TASK REQUIREMENTS = Locate every line below that contains the word "محمدا" and copy it.

## begin

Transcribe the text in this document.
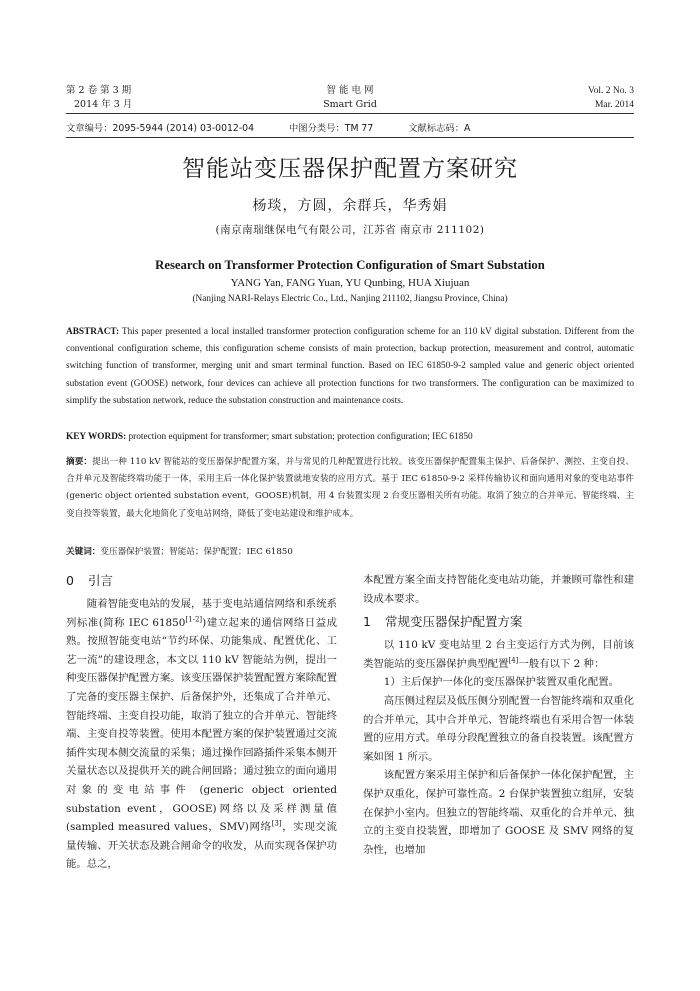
第 2 卷 第 3 期
2014 年 3 月
智 能 电 网
Smart Grid
Vol. 2 No. 3
Mar. 2014
文章编号：2095-5944 (2014) 03-0012-04	中图分类号：TM 77	文献标志码：A
智能站变压器保护配置方案研究
杨琰，方圆，余群兵，华秀娟
(南京南瑞继保电气有限公司，江苏省 南京市 211102)
Research on Transformer Protection Configuration of Smart Substation
YANG Yan, FANG Yuan, YU Qunbing, HUA Xiujuan
(Nanjing NARI-Relays Electric Co., Ltd., Nanjing 211102, Jiangsu Province, China)
ABSTRACT: This paper presented a local installed transformer protection configuration scheme for an 110 kV digital substation. Different from the conventional configuration scheme, this configuration scheme consists of main protection, backup protection, measurement and control, automatic switching function of transformer, merging unit and smart terminal function. Based on IEC 61850-9-2 sampled value and generic object oriented substation event (GOOSE) network, four devices can achieve all protection functions for two transformers. The configuration can be maximized to simplify the substation network, reduce the substation construction and maintenance costs.
KEY WORDS: protection equipment for transformer; smart substation; protection configuration; IEC 61850
摘要：提出一种 110 kV 智能站的变压器保护配置方案，并与常见的几种配置进行比较。该变压器保护配置集主保护、后备保护、测控、主变自投、合并单元及智能终端功能于一体，采用主后一体化保护装置就地安装的应用方式。基于 IEC 61850-9-2 采样传输协议和面向通用对象的变电站事件(generic object oriented substation event，GOOSE)机制，用 4 台装置实现 2 台变压器相关所有功能。取消了独立的合并单元、智能终端、主变自投等装置，最大化地简化了变电站网络，降低了变电站建设和维护成本。
关键词：变压器保护装置；智能站；保护配置；IEC 61850
0 引言

随着智能变电站的发展，基于变电站通信网络和系统系列标准(简称 IEC 61850[1-2])建立起来的通信网络日益成熟。按照智能变电站“节约环保、功能集成、配置优化、工艺一流”的建设理念，本文以 110 kV 智能站为例，提出一种变压器保护配置方案。该变压器保护装置配置方案除配置了完备的变压器主保护、后备保护外，还集成了合并单元、智能终端、主变自投功能，取消了独立的合并单元、智能终端、主变自投等装置。使用本配置方案的保护装置通过交流插件实现本侧交流量的采集；通过操作回路插件采集本侧开关量状态以及提供开关的跳合闸回路；通过独立的面向通用对象的变电站事件 (generic object oriented substation event，GOOSE)网络以及采样测量值(sampled measured values，SMV)网络[3]，实现交流量传输、开关状态及跳合闸命令的收发，从而实现各保护功能。总之，

本配置方案全面支持智能化变电站功能，并兼顾可靠性和建设成本要求。

1 常规变压器保护配置方案

以 110 kV 变电站里 2 台主变运行方式为例，目前该类智能站的变压器保护典型配置[4]一般有以下 2 种：

1）主后保护一体化的变压器保护装置双重化配置。

高压侧过程层及低压侧分别配置一台智能终端和双重化的合并单元，其中合并单元、智能终端也有采用合智一体装置的应用方式。单母分段配置独立的备自投装置。该配置方案如图 1 所示。

该配置方案采用主保护和后备保护一体化保护配置，主保护双重化，保护可靠性高。2 台保护装置独立组屏，安装在保护小室内。但独立的智能终端、双重化的合并单元、独立的主变自投装置，即增加了 GOOSE 及 SMV 网络的复杂性，也增加
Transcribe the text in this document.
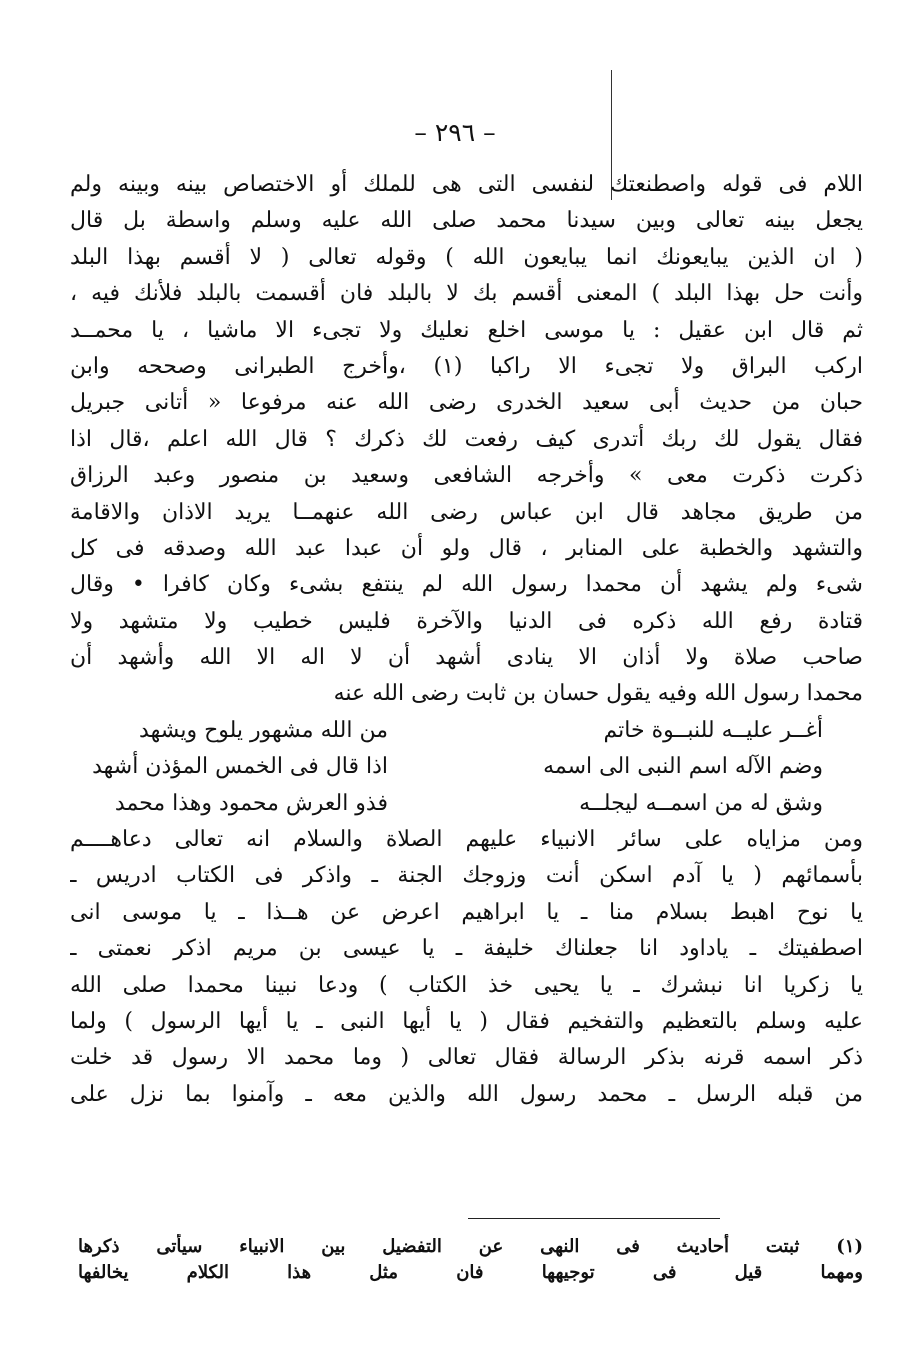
– ٢٩٦ –
اللام فى قوله واصطنعتك لنفسى التى هى للملك أو الاختصاص بينه وبينه ولم
يجعل بينه تعالى وبين سيدنا محمد صلى الله عليه وسلم واسطة بل قال
( ان الذين يبايعونك انما يبايعون الله ) وقوله تعالى ( لا أقسم بهذا البلد
وأنت حل بهذا البلد ) المعنى أقسم بك لا بالبلد فان أقسمت بالبلد فلأنك فيه ،
ثم قال ابن عقيل : يا موسى اخلع نعليك ولا تجىء الا ماشيا ، يا محمــد
اركب البراق ولا تجىء الا راكبا (١) ،وأخرج الطبرانى وصححه وابن
حبان من حديث أبى سعيد الخدرى رضى الله عنه مرفوعا « أتانى جبريل
فقال يقول لك ربك أتدرى كيف رفعت لك ذكرك ؟ قال الله اعلم ،قال اذا
ذكرت ذكرت معى » وأخرجه الشافعى وسعيد بن منصور وعبد الرزاق
من طريق مجاهد قال ابن عباس رضى الله عنهمــا يريد الاذان والاقامة
والتشهد والخطبة على المنابر ، قال ولو أن عبدا عبد الله وصدقه فى كل
شىء ولم يشهد أن محمدا رسول الله لم ينتفع بشىء وكان كافرا • وقال
قتادة رفع الله ذكره فى الدنيا والآخرة فليس خطيب ولا متشهد ولا
صاحب صلاة ولا أذان الا ينادى أشهد أن لا اله الا الله وأشهد أن
محمدا رسول الله وفيه يقول حسان بن ثابت رضى الله عنه
أغــر عليــه للنبــوة خاتم
من الله مشهور يلوح ويشهد
وضم الآله اسم النبى الى اسمه
اذا قال فى الخمس المؤذن أشهد
وشق له من اسمــه ليجلــه
فذو العرش محمود وهذا محمد
ومن مزاياه على سائر الانبياء عليهم الصلاة والسلام انه تعالى دعاهــــم
بأسمائهم ( يا آدم اسكن أنت وزوجك الجنة ـ واذكر فى الكتاب ادريس ـ
يا نوح اهبط بسلام منا ـ يا ابراهيم اعرض عن هــذا ـ يا موسى انى
اصطفيتك ـ ياداود انا جعلناك خليفة ـ يا عيسى بن مريم اذكر نعمتى ـ
يا زكريا انا نبشرك ـ يا يحيى خذ الكتاب ) ودعا نبينا محمدا صلى الله
عليه وسلم بالتعظيم والتفخيم فقال ( يا أيها النبى ـ يا أيها الرسول ) ولما
ذكر اسمه قرنه بذكر الرسالة فقال تعالى ( وما محمد الا رسول قد خلت
من قبله الرسل ـ محمد رسول الله والذين معه ـ وآمنوا بما نزل على
(١) ثبتت أحاديث فى النهى عن التفضيل بين الانبياء سيأتى ذكرها
ومهما قيل فى توجيهها فان مثل هذا الكلام يخالفها
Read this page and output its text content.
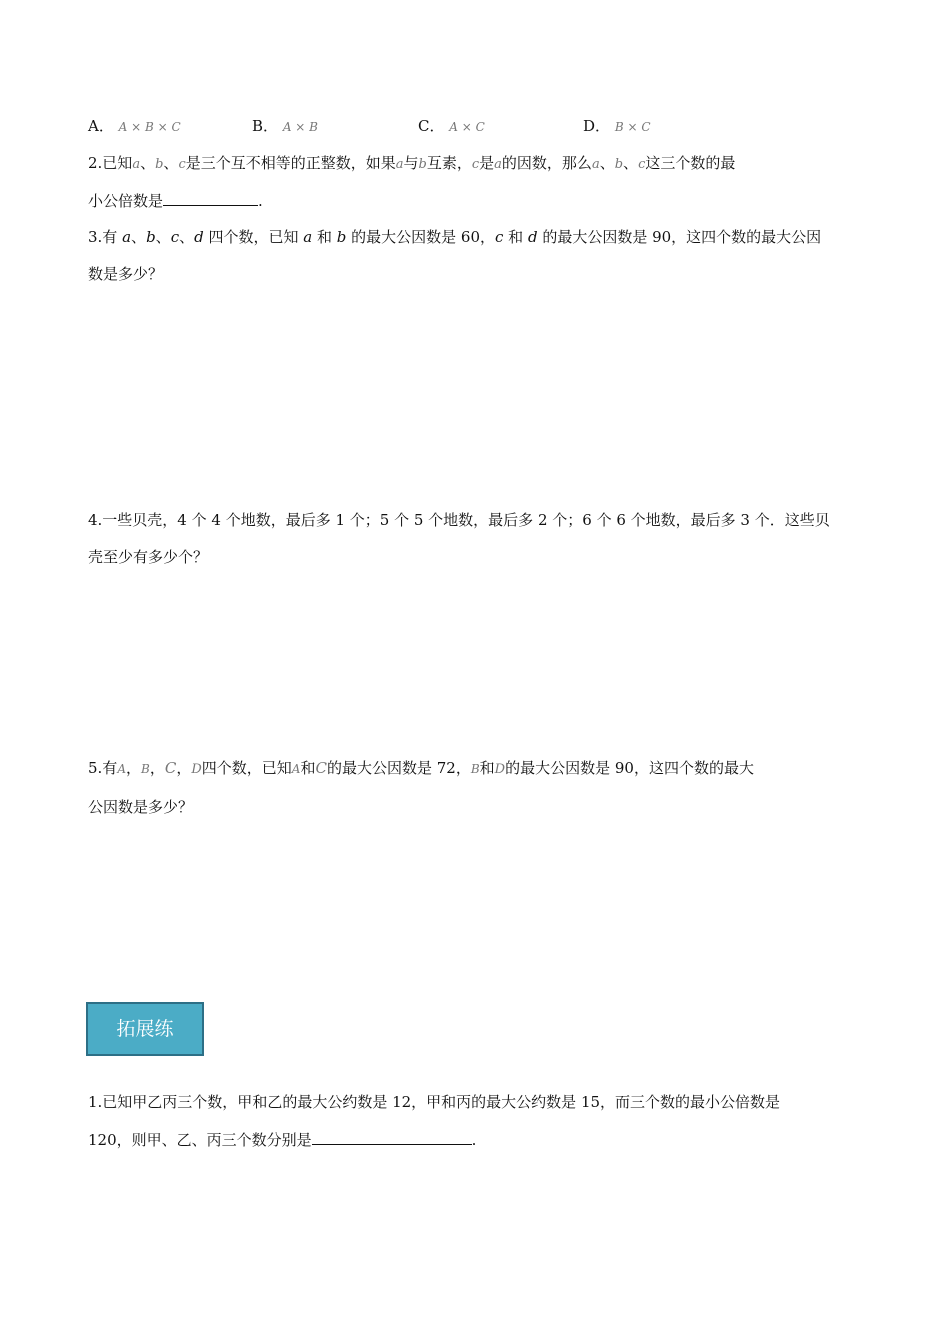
A． A × B × C	B． A × B	C． A × C	D． B × C
2.已知a、b、c是三个互不相等的正整数，如果a与b互素，c是a的因数，那么a、b、c这三个数的最
小公倍数是	.
3.有 a、b、c、d 四个数，已知 a 和 b 的最大公因数是 60，c 和 d 的最大公因数是 90，这四个数的最大公因
数是多少？
4.一些贝壳，4 个 4 个地数，最后多 1 个；5 个 5 个地数，最后多 2 个；6 个 6 个地数，最后多 3 个．这些贝
壳至少有多少个？
5.有A，B，C，D四个数，已知A和C的最大公因数是 72，B和D的最大公因数是 90，这四个数的最大
公因数是多少？
拓展练
1.已知甲乙丙三个数，甲和乙的最大公约数是 12，甲和丙的最大公约数是 15，而三个数的最小公倍数是
120，则甲、乙、丙三个数分别是	.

## end

SOLUTION TO THE EXERCISE =
شىء ولم يشهد أن محمدا رسول الله لم ينتفع بشىء وكان كافرا • وقال
محمدا رسول الله وفيه يقول حسان بن ثابت رضى الله عنه
يا زكريا انا نبشرك ـ يا يحيى خذ الكتاب ) ودعا نبينا محمدا صلى الله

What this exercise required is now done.